- [Task]:
Would you copy out the whole listing exactly as given?

- [Available data]:
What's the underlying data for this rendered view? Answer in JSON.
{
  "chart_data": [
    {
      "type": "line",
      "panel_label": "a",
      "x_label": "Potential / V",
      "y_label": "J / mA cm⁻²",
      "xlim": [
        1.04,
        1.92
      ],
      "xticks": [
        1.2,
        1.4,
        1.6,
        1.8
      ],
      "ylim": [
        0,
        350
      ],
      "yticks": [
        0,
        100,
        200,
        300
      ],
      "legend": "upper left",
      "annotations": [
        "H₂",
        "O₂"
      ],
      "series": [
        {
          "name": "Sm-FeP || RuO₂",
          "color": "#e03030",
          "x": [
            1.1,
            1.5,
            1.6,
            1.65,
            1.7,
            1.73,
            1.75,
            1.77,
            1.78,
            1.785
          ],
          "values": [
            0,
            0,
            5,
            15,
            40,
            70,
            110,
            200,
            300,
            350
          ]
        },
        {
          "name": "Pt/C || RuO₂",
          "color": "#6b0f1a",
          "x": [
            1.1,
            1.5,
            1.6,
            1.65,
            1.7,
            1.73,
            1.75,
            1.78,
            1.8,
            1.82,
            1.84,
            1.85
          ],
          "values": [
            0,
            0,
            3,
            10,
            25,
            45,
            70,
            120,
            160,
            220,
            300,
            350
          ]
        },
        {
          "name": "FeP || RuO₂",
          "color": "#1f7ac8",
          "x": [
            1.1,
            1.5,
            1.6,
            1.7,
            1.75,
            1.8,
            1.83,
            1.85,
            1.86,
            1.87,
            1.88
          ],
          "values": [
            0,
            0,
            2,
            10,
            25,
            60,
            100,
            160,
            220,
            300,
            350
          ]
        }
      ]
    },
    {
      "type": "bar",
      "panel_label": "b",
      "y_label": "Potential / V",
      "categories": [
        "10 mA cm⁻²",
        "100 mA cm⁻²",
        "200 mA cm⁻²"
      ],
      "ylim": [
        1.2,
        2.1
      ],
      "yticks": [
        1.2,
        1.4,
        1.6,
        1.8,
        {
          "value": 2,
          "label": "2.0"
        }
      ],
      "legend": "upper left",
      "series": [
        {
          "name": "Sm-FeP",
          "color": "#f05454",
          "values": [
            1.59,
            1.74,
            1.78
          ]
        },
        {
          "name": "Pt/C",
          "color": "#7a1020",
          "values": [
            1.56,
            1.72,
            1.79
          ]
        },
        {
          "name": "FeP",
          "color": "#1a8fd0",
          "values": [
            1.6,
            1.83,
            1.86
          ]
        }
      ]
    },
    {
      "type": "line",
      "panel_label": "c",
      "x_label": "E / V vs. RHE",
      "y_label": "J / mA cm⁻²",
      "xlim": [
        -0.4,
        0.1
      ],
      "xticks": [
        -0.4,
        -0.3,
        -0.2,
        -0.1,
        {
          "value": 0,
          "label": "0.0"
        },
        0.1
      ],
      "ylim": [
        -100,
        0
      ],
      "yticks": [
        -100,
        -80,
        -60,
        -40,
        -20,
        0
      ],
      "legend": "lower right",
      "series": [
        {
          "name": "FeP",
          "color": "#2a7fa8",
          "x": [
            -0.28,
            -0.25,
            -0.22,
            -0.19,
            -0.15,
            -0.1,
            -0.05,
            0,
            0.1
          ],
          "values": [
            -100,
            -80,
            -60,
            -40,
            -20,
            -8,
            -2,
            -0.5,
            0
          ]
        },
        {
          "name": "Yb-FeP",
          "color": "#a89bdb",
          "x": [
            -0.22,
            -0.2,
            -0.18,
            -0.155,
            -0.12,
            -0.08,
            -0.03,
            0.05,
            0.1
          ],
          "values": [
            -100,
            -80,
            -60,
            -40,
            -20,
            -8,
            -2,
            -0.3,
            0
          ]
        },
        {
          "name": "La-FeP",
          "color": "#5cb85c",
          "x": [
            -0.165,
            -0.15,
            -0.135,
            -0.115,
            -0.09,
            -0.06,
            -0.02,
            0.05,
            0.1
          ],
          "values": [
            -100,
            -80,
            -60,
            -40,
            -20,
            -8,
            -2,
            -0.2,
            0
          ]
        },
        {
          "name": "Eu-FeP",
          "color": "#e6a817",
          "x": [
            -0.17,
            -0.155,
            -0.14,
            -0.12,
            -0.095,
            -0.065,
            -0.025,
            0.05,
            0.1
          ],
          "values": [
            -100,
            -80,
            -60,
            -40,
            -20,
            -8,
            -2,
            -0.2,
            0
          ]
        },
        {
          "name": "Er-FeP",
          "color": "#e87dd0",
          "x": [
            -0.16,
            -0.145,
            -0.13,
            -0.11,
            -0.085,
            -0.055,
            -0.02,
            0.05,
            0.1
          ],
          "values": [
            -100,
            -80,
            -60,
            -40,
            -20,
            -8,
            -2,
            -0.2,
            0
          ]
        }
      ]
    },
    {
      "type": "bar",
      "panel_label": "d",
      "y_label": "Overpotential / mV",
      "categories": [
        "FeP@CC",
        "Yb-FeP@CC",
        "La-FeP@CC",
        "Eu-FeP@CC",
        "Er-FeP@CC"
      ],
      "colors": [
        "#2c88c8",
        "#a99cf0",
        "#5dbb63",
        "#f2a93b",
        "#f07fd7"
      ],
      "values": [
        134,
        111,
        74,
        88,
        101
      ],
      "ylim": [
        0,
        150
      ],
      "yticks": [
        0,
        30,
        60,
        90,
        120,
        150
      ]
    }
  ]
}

- [Full solution]:
What's the underlying data for this rendered view? Answer in JSON.
{
  "chart_data": [
    {
      "type": "line",
      "panel_label": "a",
      "x_label": "Potential / V",
      "y_label": "J / mA cm⁻²",
      "xlim": [
        1.04,
        1.92
      ],
      "xticks": [
        1.2,
        1.4,
        1.6,
        1.8
      ],
      "ylim": [
        0,
        350
      ],
      "yticks": [
        0,
        100,
        200,
        300
      ],
      "legend": "upper left",
      "annotations": [
        "H₂",
        "O₂"
      ],
      "series": [
        {
          "name": "Sm-FeP || RuO₂",
          "color": "#e03030",
          "x": [
            1.1,
            1.5,
            1.6,
            1.65,
            1.7,
            1.73,
            1.75,
            1.77,
            1.78,
            1.785
          ],
          "values": [
            0,
            0,
            5,
            15,
            40,
            70,
            110,
            200,
            300,
            350
          ]
        },
        {
          "name": "Pt/C || RuO₂",
          "color": "#6b0f1a",
          "x": [
            1.1,
            1.5,
            1.6,
            1.65,
            1.7,
            1.73,
            1.75,
            1.78,
            1.8,
            1.82,
            1.84,
            1.85
          ],
          "values": [
            0,
            0,
            3,
            10,
            25,
            45,
            70,
            120,
            160,
            220,
            300,
            350
          ]
        },
        {
          "name": "FeP || RuO₂",
          "color": "#1f7ac8",
          "x": [
            1.1,
            1.5,
            1.6,
            1.7,
            1.75,
            1.8,
            1.83,
            1.85,
            1.86,
            1.87,
            1.88
          ],
          "values": [
            0,
            0,
            2,
            10,
            25,
            60,
            100,
            160,
            220,
            300,
            350
          ]
        }
      ]
    },
    {
      "type": "bar",
      "panel_label": "b",
      "y_label": "Potential / V",
      "categories": [
        "10 mA cm⁻²",
        "100 mA cm⁻²",
        "200 mA cm⁻²"
      ],
      "ylim": [
        1.2,
        2.1
      ],
      "yticks": [
        1.2,
        1.4,
        1.6,
        1.8,
        {
          "value": 2,
          "label": "2.0"
        }
      ],
      "legend": "upper left",
      "series": [
        {
          "name": "Sm-FeP",
          "color": "#f05454",
          "values": [
            1.59,
            1.74,
            1.78
          ]
        },
        {
          "name": "Pt/C",
          "color": "#7a1020",
          "values": [
            1.56,
            1.72,
            1.79
          ]
        },
        {
          "name": "FeP",
          "color": "#1a8fd0",
          "values": [
            1.6,
            1.83,
            1.86
          ]
        }
      ]
    },
    {
      "type": "line",
      "panel_label": "c",
      "x_label": "E / V vs. RHE",
      "y_label": "J / mA cm⁻²",
      "xlim": [
        -0.4,
        0.1
      ],
      "xticks": [
        -0.4,
        -0.3,
        -0.2,
        -0.1,
        {
          "value": 0,
          "label": "0.0"
        },
        0.1
      ],
      "ylim": [
        -100,
        0
      ],
      "yticks": [
        -100,
        -80,
        -60,
        -40,
        -20,
        0
      ],
      "legend": "lower right",
      "series": [
        {
          "name": "FeP",
          "color": "#2a7fa8",
          "x": [
            -0.28,
            -0.25,
            -0.22,
            -0.19,
            -0.15,
            -0.1,
            -0.05,
            0,
            0.1
          ],
          "values": [
            -100,
            -80,
            -60,
            -40,
            -20,
            -8,
            -2,
            -0.5,
            0
          ]
        },
        {
          "name": "Yb-FeP",
          "color": "#a89bdb",
          "x": [
            -0.22,
            -0.2,
            -0.18,
            -0.155,
            -0.12,
            -0.08,
            -0.03,
            0.05,
            0.1
          ],
          "values": [
            -100,
            -80,
            -60,
            -40,
            -20,
            -8,
            -2,
            -0.3,
            0
          ]
        },
        {
          "name": "La-FeP",
          "color": "#5cb85c",
          "x": [
            -0.165,
            -0.15,
            -0.135,
            -0.115,
            -0.09,
            -0.06,
            -0.02,
            0.05,
            0.1
          ],
          "values": [
            -100,
            -80,
            -60,
            -40,
            -20,
            -8,
            -2,
            -0.2,
            0
          ]
        },
        {
          "name": "Eu-FeP",
          "color": "#e6a817",
          "x": [
            -0.17,
            -0.155,
            -0.14,
            -0.12,
            -0.095,
            -0.065,
            -0.025,
            0.05,
            0.1
          ],
          "values": [
            -100,
            -80,
            -60,
            -40,
            -20,
            -8,
            -2,
            -0.2,
            0
          ]
        },
        {
          "name": "Er-FeP",
          "color": "#e87dd0",
          "x": [
            -0.16,
            -0.145,
            -0.13,
            -0.11,
            -0.085,
            -0.055,
            -0.02,
            0.05,
            0.1
          ],
          "values": [
            -100,
            -80,
            -60,
            -40,
            -20,
            -8,
            -2,
            -0.2,
            0
          ]
        }
      ]
    },
    {
      "type": "bar",
      "panel_label": "d",
      "y_label": "Overpotential / mV",
      "categories": [
        "FeP@CC",
        "Yb-FeP@CC",
        "La-FeP@CC",
        "Eu-FeP@CC",
        "Er-FeP@CC"
      ],
      "colors": [
        "#2c88c8",
        "#a99cf0",
        "#5dbb63",
        "#f2a93b",
        "#f07fd7"
      ],
      "values": [
        134,
        111,
        74,
        88,
        101
      ],
      "ylim": [
        0,
        150
      ],
      "yticks": [
        0,
        30,
        60,
        90,
        120,
        150
      ]
    }
  ]
}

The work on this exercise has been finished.